Stored items:
---

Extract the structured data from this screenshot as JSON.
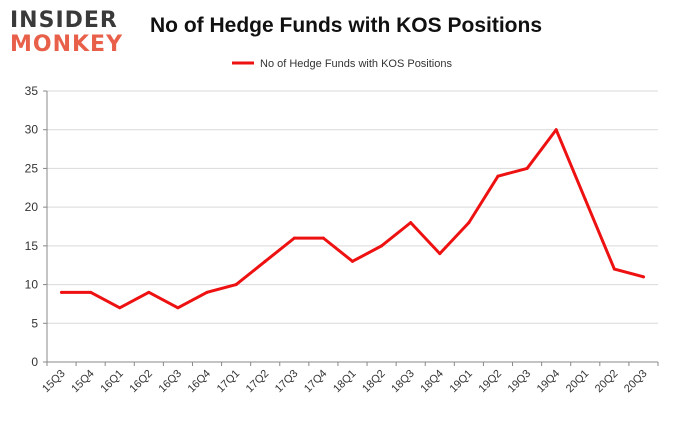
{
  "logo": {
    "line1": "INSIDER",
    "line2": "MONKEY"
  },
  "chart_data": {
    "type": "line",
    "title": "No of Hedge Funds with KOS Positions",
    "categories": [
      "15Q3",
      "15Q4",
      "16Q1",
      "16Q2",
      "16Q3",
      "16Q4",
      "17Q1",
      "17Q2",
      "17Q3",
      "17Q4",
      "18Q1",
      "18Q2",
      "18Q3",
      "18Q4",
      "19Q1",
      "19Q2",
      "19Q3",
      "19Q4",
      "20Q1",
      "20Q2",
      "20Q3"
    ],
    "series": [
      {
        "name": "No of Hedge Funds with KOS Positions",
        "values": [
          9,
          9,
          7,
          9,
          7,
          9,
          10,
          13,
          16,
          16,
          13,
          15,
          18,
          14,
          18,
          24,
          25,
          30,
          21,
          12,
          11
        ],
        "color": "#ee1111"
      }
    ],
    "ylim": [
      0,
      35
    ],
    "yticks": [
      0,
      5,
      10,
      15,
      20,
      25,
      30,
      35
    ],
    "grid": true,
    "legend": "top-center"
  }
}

---

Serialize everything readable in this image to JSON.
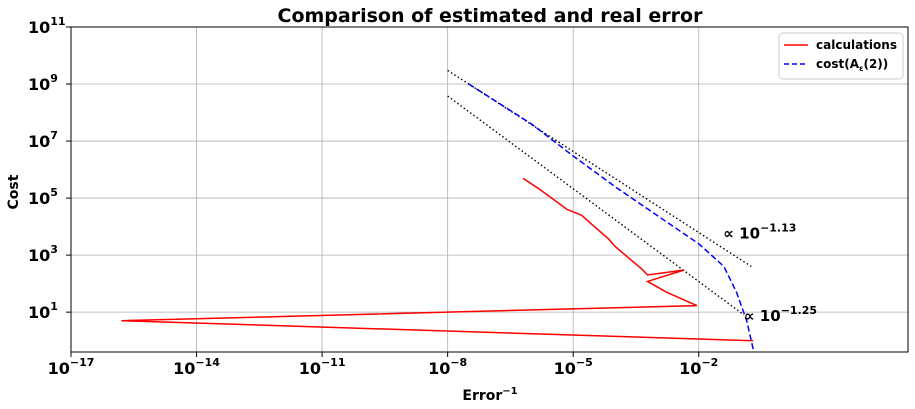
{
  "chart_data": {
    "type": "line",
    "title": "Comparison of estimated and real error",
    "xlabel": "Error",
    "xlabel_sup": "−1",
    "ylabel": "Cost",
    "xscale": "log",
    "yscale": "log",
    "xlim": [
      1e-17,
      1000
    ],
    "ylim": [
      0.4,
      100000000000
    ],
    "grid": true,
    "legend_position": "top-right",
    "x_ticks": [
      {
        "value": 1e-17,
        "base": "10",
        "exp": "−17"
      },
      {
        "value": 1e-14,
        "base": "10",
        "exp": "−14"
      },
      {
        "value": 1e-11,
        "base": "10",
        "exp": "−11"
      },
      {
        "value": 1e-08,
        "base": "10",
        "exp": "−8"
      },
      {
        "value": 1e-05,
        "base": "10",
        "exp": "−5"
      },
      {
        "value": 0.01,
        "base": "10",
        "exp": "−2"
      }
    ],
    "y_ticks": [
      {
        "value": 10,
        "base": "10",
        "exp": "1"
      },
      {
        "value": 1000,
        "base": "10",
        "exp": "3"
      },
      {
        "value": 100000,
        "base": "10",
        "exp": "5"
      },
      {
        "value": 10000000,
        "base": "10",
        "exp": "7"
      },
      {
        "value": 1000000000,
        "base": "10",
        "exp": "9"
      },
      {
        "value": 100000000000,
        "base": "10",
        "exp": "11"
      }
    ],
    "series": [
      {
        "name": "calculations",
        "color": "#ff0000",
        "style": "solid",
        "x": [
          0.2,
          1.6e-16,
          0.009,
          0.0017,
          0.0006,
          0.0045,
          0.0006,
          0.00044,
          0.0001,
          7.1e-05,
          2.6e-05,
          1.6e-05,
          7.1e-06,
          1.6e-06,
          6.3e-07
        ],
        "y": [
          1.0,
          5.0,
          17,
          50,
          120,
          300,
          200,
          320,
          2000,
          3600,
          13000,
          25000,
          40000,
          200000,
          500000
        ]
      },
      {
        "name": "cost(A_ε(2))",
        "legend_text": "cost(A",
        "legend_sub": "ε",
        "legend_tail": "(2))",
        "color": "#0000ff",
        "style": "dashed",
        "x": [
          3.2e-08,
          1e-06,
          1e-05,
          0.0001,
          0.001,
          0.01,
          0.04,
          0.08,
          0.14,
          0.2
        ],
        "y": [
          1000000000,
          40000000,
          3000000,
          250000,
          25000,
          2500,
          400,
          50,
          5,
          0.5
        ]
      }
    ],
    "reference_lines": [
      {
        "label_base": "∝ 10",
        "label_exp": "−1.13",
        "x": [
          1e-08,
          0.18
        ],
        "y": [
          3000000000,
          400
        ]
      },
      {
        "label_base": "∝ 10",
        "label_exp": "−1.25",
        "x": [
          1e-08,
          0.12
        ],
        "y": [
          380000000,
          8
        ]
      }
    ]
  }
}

---

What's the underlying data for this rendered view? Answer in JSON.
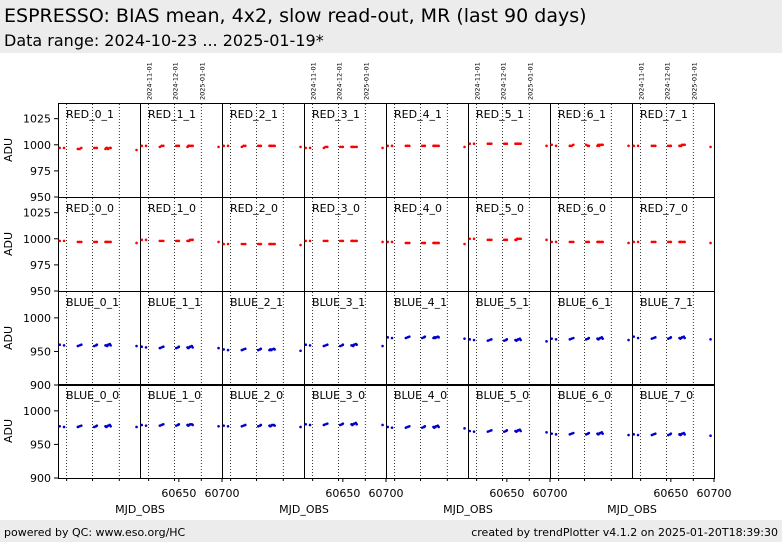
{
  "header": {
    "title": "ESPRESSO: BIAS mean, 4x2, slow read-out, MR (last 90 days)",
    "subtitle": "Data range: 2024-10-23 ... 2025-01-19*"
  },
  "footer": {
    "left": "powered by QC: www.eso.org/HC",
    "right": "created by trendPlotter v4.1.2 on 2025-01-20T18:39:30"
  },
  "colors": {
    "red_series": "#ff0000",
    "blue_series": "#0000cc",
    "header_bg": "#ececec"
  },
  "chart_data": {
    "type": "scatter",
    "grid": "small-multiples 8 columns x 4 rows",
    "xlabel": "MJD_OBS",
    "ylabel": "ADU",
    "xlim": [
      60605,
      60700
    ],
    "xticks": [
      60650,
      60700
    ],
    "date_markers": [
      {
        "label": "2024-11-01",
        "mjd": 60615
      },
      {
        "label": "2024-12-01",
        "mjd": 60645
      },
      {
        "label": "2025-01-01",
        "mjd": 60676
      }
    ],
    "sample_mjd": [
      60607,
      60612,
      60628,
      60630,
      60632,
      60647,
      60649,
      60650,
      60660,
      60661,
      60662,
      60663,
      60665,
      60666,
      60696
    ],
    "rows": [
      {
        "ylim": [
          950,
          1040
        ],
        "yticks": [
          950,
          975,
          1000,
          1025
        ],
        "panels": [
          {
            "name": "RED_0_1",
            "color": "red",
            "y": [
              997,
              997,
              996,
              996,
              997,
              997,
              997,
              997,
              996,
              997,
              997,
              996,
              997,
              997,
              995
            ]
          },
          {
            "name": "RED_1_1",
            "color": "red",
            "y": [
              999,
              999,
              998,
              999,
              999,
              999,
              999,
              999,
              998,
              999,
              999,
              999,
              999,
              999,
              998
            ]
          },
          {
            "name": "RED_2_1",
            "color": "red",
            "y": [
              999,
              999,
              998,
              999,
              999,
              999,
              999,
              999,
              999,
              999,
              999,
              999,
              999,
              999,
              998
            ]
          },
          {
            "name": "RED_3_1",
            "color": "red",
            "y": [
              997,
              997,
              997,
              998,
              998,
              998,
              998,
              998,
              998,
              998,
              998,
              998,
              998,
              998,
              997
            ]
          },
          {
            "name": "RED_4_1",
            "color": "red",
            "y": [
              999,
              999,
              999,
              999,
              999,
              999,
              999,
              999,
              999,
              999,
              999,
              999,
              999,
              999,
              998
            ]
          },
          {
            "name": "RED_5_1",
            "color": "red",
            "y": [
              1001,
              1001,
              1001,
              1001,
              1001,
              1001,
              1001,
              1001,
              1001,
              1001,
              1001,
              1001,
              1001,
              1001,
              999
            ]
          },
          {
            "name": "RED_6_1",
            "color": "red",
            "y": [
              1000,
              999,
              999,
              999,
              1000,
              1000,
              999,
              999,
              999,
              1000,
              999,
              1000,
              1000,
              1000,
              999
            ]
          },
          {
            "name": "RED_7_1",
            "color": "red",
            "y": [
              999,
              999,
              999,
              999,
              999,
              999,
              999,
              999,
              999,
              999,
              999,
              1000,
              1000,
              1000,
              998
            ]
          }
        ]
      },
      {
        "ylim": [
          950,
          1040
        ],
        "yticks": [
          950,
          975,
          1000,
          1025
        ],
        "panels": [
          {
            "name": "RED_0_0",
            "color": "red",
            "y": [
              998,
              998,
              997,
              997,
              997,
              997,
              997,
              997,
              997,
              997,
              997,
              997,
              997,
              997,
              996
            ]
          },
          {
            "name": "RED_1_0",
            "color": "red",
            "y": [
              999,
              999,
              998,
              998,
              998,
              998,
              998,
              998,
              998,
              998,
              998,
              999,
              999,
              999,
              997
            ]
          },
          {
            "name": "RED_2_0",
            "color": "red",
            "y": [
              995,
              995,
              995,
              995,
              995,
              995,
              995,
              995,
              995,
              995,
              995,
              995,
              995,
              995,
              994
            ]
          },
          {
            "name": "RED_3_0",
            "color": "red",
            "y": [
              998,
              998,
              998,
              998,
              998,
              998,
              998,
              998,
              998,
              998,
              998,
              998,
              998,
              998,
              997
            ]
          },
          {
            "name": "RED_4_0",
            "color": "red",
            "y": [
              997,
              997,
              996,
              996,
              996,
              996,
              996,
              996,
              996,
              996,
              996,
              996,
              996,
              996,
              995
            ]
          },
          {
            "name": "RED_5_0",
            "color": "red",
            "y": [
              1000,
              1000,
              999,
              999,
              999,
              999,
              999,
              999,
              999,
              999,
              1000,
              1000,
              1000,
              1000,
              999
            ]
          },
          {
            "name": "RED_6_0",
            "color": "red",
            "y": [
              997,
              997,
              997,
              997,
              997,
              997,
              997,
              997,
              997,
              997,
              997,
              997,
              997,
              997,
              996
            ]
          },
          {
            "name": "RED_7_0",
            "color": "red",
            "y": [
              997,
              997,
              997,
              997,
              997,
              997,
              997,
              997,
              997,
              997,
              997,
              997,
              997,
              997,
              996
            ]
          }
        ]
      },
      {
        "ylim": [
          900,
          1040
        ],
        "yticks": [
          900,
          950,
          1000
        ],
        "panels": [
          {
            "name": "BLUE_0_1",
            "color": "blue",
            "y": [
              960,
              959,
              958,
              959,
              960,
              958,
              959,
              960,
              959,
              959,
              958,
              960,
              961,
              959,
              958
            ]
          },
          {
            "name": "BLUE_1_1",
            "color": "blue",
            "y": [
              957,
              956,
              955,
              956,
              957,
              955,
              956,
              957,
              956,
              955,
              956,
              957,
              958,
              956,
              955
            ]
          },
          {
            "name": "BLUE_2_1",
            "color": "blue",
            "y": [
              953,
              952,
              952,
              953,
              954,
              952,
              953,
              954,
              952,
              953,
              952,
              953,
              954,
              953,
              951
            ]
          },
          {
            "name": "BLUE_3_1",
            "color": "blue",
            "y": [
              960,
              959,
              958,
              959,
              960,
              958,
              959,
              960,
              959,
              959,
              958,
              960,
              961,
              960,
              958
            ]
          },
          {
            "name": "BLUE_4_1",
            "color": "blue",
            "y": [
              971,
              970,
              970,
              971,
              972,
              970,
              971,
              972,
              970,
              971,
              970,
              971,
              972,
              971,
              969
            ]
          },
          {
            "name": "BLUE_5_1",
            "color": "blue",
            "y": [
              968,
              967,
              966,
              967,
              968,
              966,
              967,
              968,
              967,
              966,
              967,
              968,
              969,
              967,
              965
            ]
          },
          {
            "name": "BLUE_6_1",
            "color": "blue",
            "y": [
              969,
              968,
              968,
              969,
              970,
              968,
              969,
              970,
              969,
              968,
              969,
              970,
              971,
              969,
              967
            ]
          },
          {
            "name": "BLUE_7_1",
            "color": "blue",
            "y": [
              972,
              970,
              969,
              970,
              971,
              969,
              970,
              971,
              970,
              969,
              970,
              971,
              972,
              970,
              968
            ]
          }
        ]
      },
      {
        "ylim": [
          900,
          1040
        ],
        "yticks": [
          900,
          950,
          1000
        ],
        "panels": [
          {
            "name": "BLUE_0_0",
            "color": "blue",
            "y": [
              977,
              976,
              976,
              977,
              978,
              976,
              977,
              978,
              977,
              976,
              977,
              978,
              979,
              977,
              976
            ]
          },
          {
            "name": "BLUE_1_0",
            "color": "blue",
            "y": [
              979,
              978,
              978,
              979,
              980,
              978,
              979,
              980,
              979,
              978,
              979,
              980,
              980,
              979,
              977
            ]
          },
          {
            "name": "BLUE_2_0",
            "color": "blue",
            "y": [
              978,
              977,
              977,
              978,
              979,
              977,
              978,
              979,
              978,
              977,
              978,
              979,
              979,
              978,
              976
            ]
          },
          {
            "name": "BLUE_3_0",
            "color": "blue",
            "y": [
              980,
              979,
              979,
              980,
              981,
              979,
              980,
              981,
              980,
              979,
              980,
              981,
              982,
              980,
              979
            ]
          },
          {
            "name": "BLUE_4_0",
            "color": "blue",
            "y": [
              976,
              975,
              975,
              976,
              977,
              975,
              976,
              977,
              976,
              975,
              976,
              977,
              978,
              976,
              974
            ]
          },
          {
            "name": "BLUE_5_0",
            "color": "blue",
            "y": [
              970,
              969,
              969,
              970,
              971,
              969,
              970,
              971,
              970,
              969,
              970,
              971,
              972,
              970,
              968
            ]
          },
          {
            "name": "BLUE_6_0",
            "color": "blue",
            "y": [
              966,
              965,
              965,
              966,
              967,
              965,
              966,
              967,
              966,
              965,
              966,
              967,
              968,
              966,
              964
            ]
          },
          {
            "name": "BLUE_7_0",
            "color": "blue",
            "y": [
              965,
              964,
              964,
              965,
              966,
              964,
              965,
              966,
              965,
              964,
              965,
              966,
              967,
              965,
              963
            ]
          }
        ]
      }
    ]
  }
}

---

• _TASK STATEMENT_:
Lines containing the word "Funds" must all be returned from the material above.

• _RESPONSE TO THE TASK_:
    "title": "No of Hedge Funds with KOS Positions",
        "name": "No of Hedge Funds with KOS Positions",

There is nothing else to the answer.